GOAL:
Each record needs to be echoed exactly; can you do that?

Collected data
--

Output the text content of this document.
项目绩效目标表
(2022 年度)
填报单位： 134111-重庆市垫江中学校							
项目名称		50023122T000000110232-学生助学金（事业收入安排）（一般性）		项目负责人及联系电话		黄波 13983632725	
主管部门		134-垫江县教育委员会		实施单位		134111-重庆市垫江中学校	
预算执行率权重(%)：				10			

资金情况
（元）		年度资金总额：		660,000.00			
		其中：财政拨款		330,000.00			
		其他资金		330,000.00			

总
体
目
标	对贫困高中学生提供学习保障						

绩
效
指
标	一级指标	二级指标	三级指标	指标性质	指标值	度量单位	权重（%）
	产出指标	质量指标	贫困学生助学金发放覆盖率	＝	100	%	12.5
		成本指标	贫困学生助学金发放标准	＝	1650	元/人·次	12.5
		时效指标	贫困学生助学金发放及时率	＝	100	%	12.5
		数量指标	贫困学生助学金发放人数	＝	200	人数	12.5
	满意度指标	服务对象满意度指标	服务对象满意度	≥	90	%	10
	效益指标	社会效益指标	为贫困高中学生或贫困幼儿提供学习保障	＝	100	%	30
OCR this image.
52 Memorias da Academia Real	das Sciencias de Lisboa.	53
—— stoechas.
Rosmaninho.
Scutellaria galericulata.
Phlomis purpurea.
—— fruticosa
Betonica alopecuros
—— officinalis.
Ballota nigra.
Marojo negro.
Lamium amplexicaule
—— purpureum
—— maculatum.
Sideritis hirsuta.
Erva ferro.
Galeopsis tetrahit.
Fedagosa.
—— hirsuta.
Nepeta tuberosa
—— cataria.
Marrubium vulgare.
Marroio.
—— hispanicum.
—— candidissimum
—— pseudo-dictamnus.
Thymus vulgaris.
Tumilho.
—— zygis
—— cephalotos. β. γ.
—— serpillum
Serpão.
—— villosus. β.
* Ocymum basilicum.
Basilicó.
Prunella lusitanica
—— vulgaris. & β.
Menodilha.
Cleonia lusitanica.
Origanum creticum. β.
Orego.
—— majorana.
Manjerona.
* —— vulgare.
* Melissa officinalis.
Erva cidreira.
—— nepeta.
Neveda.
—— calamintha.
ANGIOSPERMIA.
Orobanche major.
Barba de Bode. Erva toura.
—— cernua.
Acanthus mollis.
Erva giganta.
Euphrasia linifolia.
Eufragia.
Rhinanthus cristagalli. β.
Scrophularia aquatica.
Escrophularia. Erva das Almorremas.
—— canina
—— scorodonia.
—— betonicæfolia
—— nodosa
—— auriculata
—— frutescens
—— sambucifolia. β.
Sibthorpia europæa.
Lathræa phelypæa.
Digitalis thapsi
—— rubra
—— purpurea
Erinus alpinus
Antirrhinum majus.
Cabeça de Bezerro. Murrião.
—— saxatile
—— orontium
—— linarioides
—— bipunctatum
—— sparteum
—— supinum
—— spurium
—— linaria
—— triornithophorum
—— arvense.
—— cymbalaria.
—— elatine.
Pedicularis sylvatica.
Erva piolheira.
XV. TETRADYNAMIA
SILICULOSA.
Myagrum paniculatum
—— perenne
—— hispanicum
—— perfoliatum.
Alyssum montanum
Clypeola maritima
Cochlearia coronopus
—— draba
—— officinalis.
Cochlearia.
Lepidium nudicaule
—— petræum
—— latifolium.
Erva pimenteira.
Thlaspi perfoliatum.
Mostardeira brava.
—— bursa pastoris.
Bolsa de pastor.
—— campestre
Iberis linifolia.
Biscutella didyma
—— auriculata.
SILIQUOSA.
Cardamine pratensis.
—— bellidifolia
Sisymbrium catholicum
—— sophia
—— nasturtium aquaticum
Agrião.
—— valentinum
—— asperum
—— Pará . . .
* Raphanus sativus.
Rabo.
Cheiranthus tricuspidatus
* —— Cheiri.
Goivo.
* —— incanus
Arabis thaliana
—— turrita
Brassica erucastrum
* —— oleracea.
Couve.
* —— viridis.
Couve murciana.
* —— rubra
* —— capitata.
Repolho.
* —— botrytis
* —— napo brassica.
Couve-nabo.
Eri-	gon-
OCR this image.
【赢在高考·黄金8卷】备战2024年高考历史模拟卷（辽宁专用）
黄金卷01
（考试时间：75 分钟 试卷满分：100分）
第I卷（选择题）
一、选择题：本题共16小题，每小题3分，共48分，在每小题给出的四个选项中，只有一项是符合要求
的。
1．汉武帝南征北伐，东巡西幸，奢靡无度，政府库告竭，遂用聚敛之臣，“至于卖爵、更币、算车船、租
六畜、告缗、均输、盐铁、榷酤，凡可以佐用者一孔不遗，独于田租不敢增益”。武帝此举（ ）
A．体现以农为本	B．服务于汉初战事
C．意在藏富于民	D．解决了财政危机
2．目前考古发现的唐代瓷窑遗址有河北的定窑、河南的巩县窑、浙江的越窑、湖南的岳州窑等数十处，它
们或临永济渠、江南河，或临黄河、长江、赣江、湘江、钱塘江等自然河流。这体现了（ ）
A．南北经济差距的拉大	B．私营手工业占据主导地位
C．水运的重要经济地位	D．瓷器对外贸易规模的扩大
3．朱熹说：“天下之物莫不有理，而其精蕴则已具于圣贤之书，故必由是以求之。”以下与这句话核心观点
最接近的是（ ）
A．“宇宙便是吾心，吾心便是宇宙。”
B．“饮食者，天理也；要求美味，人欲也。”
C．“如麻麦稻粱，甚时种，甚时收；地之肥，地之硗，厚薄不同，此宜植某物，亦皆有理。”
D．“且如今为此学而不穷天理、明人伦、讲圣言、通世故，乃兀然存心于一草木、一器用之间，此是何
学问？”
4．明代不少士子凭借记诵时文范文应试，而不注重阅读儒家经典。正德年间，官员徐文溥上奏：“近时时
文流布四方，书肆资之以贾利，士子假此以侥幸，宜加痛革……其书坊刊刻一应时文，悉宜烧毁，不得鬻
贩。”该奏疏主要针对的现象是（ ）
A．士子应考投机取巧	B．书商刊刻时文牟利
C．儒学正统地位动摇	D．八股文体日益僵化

--

ANSWER TO THIS PROBLEM:
Output the text content of this document.
项目绩效目标表
(2022 年度)
填报单位： 134111-重庆市垫江中学校							
项目名称		50023122T000000110232-学生助学金（事业收入安排）（一般性）		项目负责人及联系电话		黄波 13983632725	
主管部门		134-垫江县教育委员会		实施单位		134111-重庆市垫江中学校	
预算执行率权重(%)：				10			

资金情况
（元）		年度资金总额：		660,000.00			
		其中：财政拨款		330,000.00			
		其他资金		330,000.00			

总
体
目
标	对贫困高中学生提供学习保障						

绩
效
指
标	一级指标	二级指标	三级指标	指标性质	指标值	度量单位	权重（%）
	产出指标	质量指标	贫困学生助学金发放覆盖率	＝	100	%	12.5
		成本指标	贫困学生助学金发放标准	＝	1650	元/人·次	12.5
		时效指标	贫困学生助学金发放及时率	＝	100	%	12.5
		数量指标	贫困学生助学金发放人数	＝	200	人数	12.5
	满意度指标	服务对象满意度指标	服务对象满意度	≥	90	%	10
	效益指标	社会效益指标	为贫困高中学生或贫困幼儿提供学习保障	＝	100	%	30
OCR this image.
52 Memorias da Academia Real	das Sciencias de Lisboa.	53
—— stoechas.
Rosmaninho.
Scutellaria galericulata.
Phlomis purpurea.
—— fruticosa
Betonica alopecuros
—— officinalis.
Ballota nigra.
Marojo negro.
Lamium amplexicaule
—— purpureum
—— maculatum.
Sideritis hirsuta.
Erva ferro.
Galeopsis tetrahit.
Fedagosa.
—— hirsuta.
Nepeta tuberosa
—— cataria.
Marrubium vulgare.
Marroio.
—— hispanicum.
—— candidissimum
—— pseudo-dictamnus.
Thymus vulgaris.
Tumilho.
—— zygis
—— cephalotos. β. γ.
—— serpillum
Serpão.
—— villosus. β.
* Ocymum basilicum.
Basilicó.
Prunella lusitanica
—— vulgaris. & β.
Menodilha.
Cleonia lusitanica.
Origanum creticum. β.
Orego.
—— majorana.
Manjerona.
* —— vulgare.
* Melissa officinalis.
Erva cidreira.
—— nepeta.
Neveda.
—— calamintha.
ANGIOSPERMIA.
Orobanche major.
Barba de Bode. Erva toura.
—— cernua.
Acanthus mollis.
Erva giganta.
Euphrasia linifolia.
Eufragia.
Rhinanthus cristagalli. β.
Scrophularia aquatica.
Escrophularia. Erva das Almorremas.
—— canina
—— scorodonia.
—— betonicæfolia
—— nodosa
—— auriculata
—— frutescens
—— sambucifolia. β.
Sibthorpia europæa.
Lathræa phelypæa.
Digitalis thapsi
—— rubra
—— purpurea
Erinus alpinus
Antirrhinum majus.
Cabeça de Bezerro. Murrião.
—— saxatile
—— orontium
—— linarioides
—— bipunctatum
—— sparteum
—— supinum
—— spurium
—— linaria
—— triornithophorum
—— arvense.
—— cymbalaria.
—— elatine.
Pedicularis sylvatica.
Erva piolheira.
XV. TETRADYNAMIA
SILICULOSA.
Myagrum paniculatum
—— perenne
—— hispanicum
—— perfoliatum.
Alyssum montanum
Clypeola maritima
Cochlearia coronopus
—— draba
—— officinalis.
Cochlearia.
Lepidium nudicaule
—— petræum
—— latifolium.
Erva pimenteira.
Thlaspi perfoliatum.
Mostardeira brava.
—— bursa pastoris.
Bolsa de pastor.
—— campestre
Iberis linifolia.
Biscutella didyma
—— auriculata.
SILIQUOSA.
Cardamine pratensis.
—— bellidifolia
Sisymbrium catholicum
—— sophia
—— nasturtium aquaticum
Agrião.
—— valentinum
—— asperum
—— Pará . . .
* Raphanus sativus.
Rabo.
Cheiranthus tricuspidatus
* —— Cheiri.
Goivo.
* —— incanus
Arabis thaliana
—— turrita
Brassica erucastrum
* —— oleracea.
Couve.
* —— viridis.
Couve murciana.
* —— rubra
* —— capitata.
Repolho.
* —— botrytis
* —— napo brassica.
Couve-nabo.
Eri-	gon-
OCR this image.
【赢在高考·黄金8卷】备战2024年高考历史模拟卷（辽宁专用）
黄金卷01
（考试时间：75 分钟 试卷满分：100分）
第I卷（选择题）
一、选择题：本题共16小题，每小题3分，共48分，在每小题给出的四个选项中，只有一项是符合要求
的。
1．汉武帝南征北伐，东巡西幸，奢靡无度，政府库告竭，遂用聚敛之臣，“至于卖爵、更币、算车船、租
六畜、告缗、均输、盐铁、榷酤，凡可以佐用者一孔不遗，独于田租不敢增益”。武帝此举（ ）
A．体现以农为本	B．服务于汉初战事
C．意在藏富于民	D．解决了财政危机
2．目前考古发现的唐代瓷窑遗址有河北的定窑、河南的巩县窑、浙江的越窑、湖南的岳州窑等数十处，它
们或临永济渠、江南河，或临黄河、长江、赣江、湘江、钱塘江等自然河流。这体现了（ ）
A．南北经济差距的拉大	B．私营手工业占据主导地位
C．水运的重要经济地位	D．瓷器对外贸易规模的扩大
3．朱熹说：“天下之物莫不有理，而其精蕴则已具于圣贤之书，故必由是以求之。”以下与这句话核心观点
最接近的是（ ）
A．“宇宙便是吾心，吾心便是宇宙。”
B．“饮食者，天理也；要求美味，人欲也。”
C．“如麻麦稻粱，甚时种，甚时收；地之肥，地之硗，厚薄不同，此宜植某物，亦皆有理。”
D．“且如今为此学而不穷天理、明人伦、讲圣言、通世故，乃兀然存心于一草木、一器用之间，此是何
学问？”
4．明代不少士子凭借记诵时文范文应试，而不注重阅读儒家经典。正德年间，官员徐文溥上奏：“近时时
文流布四方，书肆资之以贾利，士子假此以侥幸，宜加痛革……其书坊刊刻一应时文，悉宜烧毁，不得鬻
贩。”该奏疏主要针对的现象是（ ）
A．士子应考投机取巧	B．书商刊刻时文牟利
C．儒学正统地位动摇	D．八股文体日益僵化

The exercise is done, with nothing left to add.